Count the lines in the data below that contain the string "axis", and reply with only that number.

◆ Record list

--- Begin ---

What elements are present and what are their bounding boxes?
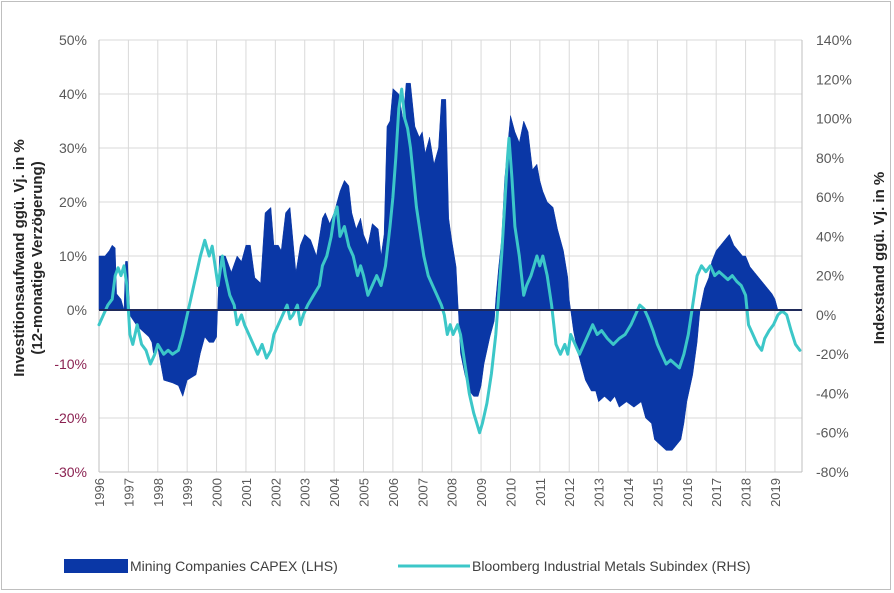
x-tick-label: 1996 [92, 478, 107, 507]
left-tick-label: 40% [59, 86, 87, 102]
left-axis-ticks: 50% 40% 30% 20% 10% 0% -10% -20% -30% [54, 32, 87, 480]
x-tick-label: 2017 [709, 478, 724, 507]
x-tick-label: 2000 [210, 478, 225, 507]
legend-swatch-capex [64, 559, 128, 573]
left-tick-label: 50% [59, 32, 87, 48]
x-tick-label: 2006 [386, 478, 401, 507]
right-tick-label: 20% [816, 268, 844, 284]
x-tick-label: 2007 [415, 478, 430, 507]
x-tick-label: 2015 [650, 478, 665, 507]
legend-label-metals: Bloomberg Industrial Metals Subindex (RH… [472, 558, 751, 574]
x-tick-label: 2010 [503, 478, 518, 507]
x-tick-label: 2019 [768, 478, 783, 507]
capex-area [98, 82, 779, 451]
left-tick-label: 30% [59, 140, 87, 156]
x-axis-ticks: 1996 1997 1998 1999 2000 2001 2002 2003 2004 2005… [92, 478, 783, 507]
x-tick-label: 2011 [533, 478, 548, 506]
left-tick-label: -10% [54, 356, 87, 372]
x-tick-label: 1999 [180, 478, 195, 507]
right-tick-label: -60% [816, 425, 849, 441]
right-tick-label: -20% [816, 346, 849, 362]
x-tick-label: 2018 [739, 478, 754, 507]
left-tick-label: -30% [54, 464, 87, 480]
x-tick-label: 2003 [298, 478, 313, 507]
right-tick-label: 80% [816, 150, 844, 166]
right-tick-label: 40% [816, 228, 844, 244]
right-tick-label: 100% [816, 111, 852, 127]
legend-label-capex: Mining Companies CAPEX (LHS) [130, 558, 338, 574]
x-tick-label: 2002 [268, 478, 283, 507]
legend: Mining Companies CAPEX (LHS) Bloomberg I… [64, 558, 751, 574]
right-tick-label: -40% [816, 385, 849, 401]
right-tick-label: -80% [816, 464, 849, 480]
left-axis-title-line2: (12-monatige Verzögerung) [29, 161, 46, 354]
right-tick-label: 0% [816, 307, 836, 323]
x-tick-label: 2004 [327, 478, 342, 507]
x-tick-label: 2009 [474, 478, 489, 507]
right-axis-ticks: 140% 120% 100% 80% 60% 40% 20% 0% -20% -40% -60% -8… [816, 32, 852, 480]
right-axis-title: Indexstand ggü. Vj. in % [871, 172, 888, 345]
left-tick-label: 0% [67, 302, 87, 318]
left-tick-label: -20% [54, 410, 87, 426]
x-tick-label: 1998 [151, 478, 166, 507]
x-tick-label: 2012 [562, 478, 577, 507]
x-tick-label: 2013 [592, 478, 607, 507]
x-tick-label: 1997 [121, 478, 136, 507]
left-axis-title-line1: Investitionsaufwand ggü. Vj. in % [11, 139, 28, 377]
x-tick-label: 2016 [680, 478, 695, 507]
x-tick-label: 2001 [239, 478, 254, 507]
right-tick-label: 60% [816, 189, 844, 205]
metals-index-line [97, 87, 802, 435]
x-tick-label: 2005 [357, 478, 372, 507]
left-tick-label: 10% [59, 248, 87, 264]
x-tick-label: 2008 [445, 478, 460, 507]
right-tick-label: 120% [816, 71, 852, 87]
left-tick-label: 20% [59, 194, 87, 210]
metals-line-layer [97, 87, 802, 435]
x-tick-label: 2014 [621, 478, 636, 507]
right-tick-label: 140% [816, 32, 852, 48]
capex-area-layer [98, 82, 779, 451]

--- End ---

◆ Worked solution
6